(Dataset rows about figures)
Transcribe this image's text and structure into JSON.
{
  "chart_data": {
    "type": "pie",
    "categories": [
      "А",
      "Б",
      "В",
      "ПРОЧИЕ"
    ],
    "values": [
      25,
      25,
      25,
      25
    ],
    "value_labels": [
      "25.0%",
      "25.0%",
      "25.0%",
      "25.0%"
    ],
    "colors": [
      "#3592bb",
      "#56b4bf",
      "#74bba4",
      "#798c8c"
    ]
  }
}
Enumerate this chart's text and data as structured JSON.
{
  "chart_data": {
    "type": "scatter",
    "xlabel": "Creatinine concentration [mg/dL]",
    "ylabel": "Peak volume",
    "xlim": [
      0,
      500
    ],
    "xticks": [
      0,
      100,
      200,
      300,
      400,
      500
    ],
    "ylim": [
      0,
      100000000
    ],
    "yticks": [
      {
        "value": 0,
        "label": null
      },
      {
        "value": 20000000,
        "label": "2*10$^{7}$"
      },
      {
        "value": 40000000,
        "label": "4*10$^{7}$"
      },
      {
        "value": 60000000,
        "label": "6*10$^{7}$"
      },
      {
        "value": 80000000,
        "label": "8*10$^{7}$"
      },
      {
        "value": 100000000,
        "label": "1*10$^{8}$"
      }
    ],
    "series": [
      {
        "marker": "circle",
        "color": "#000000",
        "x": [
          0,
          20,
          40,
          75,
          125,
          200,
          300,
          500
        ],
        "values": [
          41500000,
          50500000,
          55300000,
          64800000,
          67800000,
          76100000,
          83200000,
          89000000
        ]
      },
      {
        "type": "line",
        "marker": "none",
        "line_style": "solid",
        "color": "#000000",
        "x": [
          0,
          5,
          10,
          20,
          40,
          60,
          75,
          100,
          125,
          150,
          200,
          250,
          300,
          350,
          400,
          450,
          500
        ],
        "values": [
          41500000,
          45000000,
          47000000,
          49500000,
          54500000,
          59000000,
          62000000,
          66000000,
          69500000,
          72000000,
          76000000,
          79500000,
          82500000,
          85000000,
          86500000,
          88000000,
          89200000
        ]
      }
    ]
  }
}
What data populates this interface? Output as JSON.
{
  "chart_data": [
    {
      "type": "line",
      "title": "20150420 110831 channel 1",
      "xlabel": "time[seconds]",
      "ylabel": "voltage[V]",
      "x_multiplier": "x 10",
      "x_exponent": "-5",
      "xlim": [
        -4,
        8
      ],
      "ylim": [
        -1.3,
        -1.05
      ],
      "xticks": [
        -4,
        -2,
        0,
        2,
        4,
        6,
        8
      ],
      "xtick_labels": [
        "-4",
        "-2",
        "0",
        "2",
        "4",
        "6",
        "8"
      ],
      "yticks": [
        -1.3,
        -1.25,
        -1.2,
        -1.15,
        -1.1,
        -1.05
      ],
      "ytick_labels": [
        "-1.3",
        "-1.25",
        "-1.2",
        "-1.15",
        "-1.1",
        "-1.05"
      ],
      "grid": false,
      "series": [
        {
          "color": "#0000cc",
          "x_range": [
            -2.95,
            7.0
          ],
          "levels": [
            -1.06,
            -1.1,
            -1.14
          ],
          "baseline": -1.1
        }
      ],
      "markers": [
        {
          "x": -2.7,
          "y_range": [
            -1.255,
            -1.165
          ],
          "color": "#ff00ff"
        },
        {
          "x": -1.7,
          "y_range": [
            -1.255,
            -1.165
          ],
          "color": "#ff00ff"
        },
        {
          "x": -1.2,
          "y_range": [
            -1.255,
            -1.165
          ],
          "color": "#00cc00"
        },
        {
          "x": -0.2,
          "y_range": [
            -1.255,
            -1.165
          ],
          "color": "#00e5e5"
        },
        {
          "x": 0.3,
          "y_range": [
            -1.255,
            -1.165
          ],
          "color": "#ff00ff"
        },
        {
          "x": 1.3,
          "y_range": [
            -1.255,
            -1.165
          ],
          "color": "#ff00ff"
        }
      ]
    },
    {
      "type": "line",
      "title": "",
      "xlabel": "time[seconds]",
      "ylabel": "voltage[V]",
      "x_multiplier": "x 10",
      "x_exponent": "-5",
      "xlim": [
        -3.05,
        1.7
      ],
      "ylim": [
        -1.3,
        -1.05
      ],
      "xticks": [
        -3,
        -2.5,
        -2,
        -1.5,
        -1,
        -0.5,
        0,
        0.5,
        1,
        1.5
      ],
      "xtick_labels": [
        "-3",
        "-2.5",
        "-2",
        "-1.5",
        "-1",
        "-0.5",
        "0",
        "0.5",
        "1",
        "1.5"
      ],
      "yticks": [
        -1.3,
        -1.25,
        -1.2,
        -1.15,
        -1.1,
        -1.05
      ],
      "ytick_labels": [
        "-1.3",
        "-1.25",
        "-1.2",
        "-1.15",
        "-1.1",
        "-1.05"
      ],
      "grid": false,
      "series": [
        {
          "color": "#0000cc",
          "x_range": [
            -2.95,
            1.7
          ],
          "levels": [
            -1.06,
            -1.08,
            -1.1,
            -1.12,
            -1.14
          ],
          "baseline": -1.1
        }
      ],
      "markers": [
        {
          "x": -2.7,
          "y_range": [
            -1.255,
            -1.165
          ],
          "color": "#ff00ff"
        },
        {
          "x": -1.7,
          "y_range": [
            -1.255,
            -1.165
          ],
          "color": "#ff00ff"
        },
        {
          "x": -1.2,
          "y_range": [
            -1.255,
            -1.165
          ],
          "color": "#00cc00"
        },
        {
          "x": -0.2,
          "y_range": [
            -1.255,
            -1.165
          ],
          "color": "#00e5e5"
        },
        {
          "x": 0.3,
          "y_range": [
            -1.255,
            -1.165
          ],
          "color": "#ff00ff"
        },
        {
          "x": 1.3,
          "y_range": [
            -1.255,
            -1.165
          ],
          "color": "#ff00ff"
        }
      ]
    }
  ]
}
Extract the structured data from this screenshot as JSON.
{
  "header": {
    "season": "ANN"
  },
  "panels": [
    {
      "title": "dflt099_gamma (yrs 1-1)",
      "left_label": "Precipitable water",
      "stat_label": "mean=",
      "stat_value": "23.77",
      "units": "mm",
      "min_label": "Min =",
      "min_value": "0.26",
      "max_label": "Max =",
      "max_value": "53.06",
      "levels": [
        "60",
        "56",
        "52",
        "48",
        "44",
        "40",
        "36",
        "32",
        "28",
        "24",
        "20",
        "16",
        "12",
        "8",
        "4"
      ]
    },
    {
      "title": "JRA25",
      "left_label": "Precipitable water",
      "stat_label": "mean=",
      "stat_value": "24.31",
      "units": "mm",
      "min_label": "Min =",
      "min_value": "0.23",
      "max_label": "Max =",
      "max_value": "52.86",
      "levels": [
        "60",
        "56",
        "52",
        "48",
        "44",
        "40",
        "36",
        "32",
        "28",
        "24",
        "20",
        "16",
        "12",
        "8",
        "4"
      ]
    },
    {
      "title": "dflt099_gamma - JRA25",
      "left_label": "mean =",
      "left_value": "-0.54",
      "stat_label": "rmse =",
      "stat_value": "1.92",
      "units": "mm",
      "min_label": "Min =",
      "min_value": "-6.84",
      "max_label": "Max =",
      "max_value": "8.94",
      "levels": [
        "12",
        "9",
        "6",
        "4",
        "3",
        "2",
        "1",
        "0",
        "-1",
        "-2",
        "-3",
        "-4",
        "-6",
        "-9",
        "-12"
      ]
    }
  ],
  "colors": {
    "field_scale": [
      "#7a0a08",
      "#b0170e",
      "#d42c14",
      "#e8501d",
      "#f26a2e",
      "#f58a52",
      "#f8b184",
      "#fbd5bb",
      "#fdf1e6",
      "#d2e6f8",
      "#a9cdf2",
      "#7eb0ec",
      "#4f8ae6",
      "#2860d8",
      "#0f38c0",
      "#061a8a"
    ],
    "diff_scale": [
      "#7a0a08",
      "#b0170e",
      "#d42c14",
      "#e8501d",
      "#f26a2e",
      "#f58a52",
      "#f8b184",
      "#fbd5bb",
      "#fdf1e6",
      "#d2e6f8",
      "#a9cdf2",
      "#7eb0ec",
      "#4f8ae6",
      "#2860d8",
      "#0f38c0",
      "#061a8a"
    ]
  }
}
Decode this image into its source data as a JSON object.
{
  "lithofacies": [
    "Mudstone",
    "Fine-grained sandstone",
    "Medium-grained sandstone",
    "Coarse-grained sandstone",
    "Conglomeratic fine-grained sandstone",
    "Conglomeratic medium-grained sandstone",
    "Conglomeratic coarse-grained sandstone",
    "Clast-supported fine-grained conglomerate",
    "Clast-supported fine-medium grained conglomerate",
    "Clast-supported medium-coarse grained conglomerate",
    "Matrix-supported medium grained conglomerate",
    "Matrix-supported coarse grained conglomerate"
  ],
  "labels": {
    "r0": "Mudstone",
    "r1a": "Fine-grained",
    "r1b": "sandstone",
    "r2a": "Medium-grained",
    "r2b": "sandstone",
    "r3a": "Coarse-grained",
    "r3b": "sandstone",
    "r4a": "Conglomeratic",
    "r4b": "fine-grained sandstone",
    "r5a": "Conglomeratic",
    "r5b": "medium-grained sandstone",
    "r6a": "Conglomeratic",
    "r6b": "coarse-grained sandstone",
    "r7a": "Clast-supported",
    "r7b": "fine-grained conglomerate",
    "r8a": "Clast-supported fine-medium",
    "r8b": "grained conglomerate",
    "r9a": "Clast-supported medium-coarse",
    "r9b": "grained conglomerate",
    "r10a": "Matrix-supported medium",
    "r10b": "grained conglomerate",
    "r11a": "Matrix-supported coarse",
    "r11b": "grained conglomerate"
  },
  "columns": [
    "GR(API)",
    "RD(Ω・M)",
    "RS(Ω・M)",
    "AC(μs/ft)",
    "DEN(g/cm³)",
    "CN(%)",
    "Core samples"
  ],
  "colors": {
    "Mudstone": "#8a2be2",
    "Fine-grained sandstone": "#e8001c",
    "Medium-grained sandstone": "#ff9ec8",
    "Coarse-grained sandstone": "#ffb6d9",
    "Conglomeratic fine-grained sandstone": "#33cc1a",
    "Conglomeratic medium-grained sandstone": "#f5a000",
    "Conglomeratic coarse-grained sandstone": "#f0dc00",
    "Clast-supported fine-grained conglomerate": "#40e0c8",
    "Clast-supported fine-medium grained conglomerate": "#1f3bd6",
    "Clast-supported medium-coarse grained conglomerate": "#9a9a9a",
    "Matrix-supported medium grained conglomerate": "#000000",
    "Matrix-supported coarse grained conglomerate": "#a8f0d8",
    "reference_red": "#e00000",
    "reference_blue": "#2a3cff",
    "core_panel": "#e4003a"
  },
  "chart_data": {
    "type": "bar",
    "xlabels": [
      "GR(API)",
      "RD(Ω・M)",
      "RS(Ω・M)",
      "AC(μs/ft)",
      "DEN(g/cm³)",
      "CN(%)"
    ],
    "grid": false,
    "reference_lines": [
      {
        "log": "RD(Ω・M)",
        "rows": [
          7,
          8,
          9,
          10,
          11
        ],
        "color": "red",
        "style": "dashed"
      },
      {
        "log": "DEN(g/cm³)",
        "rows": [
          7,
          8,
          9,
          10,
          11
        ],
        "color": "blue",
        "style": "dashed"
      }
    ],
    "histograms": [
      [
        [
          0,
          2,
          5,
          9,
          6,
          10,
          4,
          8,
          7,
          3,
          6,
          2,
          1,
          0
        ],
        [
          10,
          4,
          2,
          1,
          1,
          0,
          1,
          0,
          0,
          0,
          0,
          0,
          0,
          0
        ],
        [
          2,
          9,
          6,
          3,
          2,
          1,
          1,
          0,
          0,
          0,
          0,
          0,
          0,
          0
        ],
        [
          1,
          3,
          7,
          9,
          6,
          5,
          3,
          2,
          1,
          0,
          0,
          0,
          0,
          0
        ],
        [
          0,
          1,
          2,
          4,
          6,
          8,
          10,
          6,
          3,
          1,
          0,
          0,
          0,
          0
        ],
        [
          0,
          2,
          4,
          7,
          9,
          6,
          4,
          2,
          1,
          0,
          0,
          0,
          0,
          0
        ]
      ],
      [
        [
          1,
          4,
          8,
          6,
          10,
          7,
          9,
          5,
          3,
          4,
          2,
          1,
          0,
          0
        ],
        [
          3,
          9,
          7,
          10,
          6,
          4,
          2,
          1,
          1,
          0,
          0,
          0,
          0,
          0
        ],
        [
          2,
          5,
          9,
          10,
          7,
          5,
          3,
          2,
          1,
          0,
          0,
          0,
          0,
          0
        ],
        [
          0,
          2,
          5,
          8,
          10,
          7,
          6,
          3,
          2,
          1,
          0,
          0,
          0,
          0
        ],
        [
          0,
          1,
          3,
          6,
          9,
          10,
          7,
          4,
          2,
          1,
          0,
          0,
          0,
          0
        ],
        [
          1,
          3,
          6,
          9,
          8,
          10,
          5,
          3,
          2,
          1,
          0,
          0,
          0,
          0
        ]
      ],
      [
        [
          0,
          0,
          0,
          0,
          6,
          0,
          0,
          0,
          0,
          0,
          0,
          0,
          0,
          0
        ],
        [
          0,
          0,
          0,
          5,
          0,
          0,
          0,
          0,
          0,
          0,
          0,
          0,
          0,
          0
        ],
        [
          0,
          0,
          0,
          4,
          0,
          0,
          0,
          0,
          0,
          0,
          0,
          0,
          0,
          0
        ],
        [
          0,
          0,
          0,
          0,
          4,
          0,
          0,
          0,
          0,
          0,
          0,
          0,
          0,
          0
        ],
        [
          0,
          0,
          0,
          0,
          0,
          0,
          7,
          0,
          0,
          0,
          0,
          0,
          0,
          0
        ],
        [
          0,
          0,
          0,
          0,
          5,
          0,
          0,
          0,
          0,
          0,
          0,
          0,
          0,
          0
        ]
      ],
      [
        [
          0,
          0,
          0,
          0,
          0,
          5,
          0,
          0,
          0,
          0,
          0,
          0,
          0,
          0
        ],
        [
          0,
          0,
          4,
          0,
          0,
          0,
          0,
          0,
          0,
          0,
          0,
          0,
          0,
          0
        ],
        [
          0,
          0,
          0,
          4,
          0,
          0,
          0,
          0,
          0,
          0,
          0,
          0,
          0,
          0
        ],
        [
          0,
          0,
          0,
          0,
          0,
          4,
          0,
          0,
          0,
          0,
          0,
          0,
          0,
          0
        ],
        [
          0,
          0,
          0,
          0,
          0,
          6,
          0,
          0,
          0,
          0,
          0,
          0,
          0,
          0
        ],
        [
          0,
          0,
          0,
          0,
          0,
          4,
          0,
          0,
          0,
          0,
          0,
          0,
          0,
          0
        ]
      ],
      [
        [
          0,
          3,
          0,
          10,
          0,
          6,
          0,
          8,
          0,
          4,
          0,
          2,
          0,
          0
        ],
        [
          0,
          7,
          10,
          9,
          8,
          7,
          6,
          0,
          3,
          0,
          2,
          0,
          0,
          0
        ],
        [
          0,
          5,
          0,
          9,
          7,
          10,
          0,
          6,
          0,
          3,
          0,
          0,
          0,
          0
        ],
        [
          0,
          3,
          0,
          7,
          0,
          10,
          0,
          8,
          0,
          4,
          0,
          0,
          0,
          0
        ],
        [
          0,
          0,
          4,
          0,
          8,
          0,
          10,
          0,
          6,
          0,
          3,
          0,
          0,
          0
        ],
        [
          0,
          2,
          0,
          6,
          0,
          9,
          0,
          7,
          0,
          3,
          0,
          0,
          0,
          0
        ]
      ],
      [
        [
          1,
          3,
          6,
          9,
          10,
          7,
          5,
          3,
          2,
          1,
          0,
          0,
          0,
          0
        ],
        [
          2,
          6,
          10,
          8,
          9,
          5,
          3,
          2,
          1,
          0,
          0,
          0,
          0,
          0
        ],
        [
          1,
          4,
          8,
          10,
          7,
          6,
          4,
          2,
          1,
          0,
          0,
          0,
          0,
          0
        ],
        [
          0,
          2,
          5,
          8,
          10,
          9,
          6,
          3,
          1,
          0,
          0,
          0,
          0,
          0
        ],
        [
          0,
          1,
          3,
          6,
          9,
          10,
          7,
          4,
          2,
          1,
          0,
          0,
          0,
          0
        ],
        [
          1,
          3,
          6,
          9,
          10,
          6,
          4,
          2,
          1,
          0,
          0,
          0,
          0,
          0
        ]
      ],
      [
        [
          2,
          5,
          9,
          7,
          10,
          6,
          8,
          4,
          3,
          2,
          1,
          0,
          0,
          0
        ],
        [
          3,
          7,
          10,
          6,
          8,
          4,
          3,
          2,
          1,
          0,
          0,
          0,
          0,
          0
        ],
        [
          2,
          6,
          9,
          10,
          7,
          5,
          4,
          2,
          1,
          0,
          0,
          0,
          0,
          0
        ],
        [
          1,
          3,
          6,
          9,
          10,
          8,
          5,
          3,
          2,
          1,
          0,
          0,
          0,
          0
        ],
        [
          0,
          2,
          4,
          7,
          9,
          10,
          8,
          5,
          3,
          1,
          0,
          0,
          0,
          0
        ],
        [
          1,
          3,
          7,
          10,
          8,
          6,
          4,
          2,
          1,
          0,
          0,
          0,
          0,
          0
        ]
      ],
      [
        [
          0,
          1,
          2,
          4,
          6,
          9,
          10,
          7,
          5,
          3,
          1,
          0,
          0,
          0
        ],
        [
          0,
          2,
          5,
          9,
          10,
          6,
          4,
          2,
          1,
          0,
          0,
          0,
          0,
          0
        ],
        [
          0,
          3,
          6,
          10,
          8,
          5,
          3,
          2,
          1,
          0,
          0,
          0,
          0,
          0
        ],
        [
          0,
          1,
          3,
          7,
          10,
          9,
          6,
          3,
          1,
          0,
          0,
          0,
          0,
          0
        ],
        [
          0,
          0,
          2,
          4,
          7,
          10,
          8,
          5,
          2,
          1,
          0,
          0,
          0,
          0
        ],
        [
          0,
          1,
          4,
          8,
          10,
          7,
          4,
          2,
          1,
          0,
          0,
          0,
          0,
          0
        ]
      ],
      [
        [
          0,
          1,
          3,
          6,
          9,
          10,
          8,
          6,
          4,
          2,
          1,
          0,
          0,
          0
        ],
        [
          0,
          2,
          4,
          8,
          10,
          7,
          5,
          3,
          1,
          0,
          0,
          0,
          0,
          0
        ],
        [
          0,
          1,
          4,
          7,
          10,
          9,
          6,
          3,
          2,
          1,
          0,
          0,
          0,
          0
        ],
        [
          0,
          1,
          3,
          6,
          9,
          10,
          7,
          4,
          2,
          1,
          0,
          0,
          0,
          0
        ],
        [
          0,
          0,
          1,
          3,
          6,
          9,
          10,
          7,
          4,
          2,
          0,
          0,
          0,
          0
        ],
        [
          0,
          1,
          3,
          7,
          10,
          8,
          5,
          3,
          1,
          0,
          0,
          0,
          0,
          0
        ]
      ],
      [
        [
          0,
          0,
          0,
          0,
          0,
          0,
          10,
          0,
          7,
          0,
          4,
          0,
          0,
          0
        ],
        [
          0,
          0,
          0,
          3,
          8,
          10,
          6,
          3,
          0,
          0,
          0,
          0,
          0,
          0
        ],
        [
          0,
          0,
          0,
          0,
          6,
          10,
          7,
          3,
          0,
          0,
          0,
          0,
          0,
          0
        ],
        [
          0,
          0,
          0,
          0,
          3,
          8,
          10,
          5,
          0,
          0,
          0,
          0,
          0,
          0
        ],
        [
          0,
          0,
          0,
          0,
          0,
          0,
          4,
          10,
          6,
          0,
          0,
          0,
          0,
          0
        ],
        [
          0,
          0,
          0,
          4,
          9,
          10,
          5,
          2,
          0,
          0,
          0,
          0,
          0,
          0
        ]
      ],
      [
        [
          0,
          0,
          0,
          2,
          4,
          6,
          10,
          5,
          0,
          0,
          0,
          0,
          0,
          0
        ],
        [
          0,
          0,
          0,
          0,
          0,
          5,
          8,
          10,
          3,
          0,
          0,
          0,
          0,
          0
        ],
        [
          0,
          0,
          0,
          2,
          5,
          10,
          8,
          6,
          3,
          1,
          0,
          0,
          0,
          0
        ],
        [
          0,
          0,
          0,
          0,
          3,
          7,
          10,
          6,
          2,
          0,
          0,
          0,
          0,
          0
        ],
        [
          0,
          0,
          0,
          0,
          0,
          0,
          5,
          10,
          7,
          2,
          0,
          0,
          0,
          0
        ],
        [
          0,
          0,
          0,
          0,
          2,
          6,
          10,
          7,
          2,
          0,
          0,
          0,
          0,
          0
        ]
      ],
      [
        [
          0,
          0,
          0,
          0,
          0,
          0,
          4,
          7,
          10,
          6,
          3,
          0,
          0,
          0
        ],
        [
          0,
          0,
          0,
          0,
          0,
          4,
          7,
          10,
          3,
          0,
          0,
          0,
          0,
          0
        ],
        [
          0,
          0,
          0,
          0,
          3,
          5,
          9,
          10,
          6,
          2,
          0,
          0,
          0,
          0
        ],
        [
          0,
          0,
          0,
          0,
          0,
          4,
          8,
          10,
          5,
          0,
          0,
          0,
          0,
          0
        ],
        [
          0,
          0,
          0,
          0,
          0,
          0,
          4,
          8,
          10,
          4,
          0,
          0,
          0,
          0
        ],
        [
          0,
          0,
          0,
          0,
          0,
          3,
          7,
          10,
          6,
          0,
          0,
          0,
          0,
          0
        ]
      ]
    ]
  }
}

Request: Gather from the entries above all lines that include the string "Conglomeratic".

Problem solution:
    "Conglomeratic fine-grained sandstone",
    "Conglomeratic medium-grained sandstone",
    "Conglomeratic coarse-grained sandstone",
    "r4a": "Conglomeratic",
    "r5a": "Conglomeratic",
    "r6a": "Conglomeratic",
    "Conglomeratic fine-grained sandstone": "#33cc1a",
    "Conglomeratic medium-grained sandstone": "#f5a000",
    "Conglomeratic coarse-grained sandstone": "#f0dc00",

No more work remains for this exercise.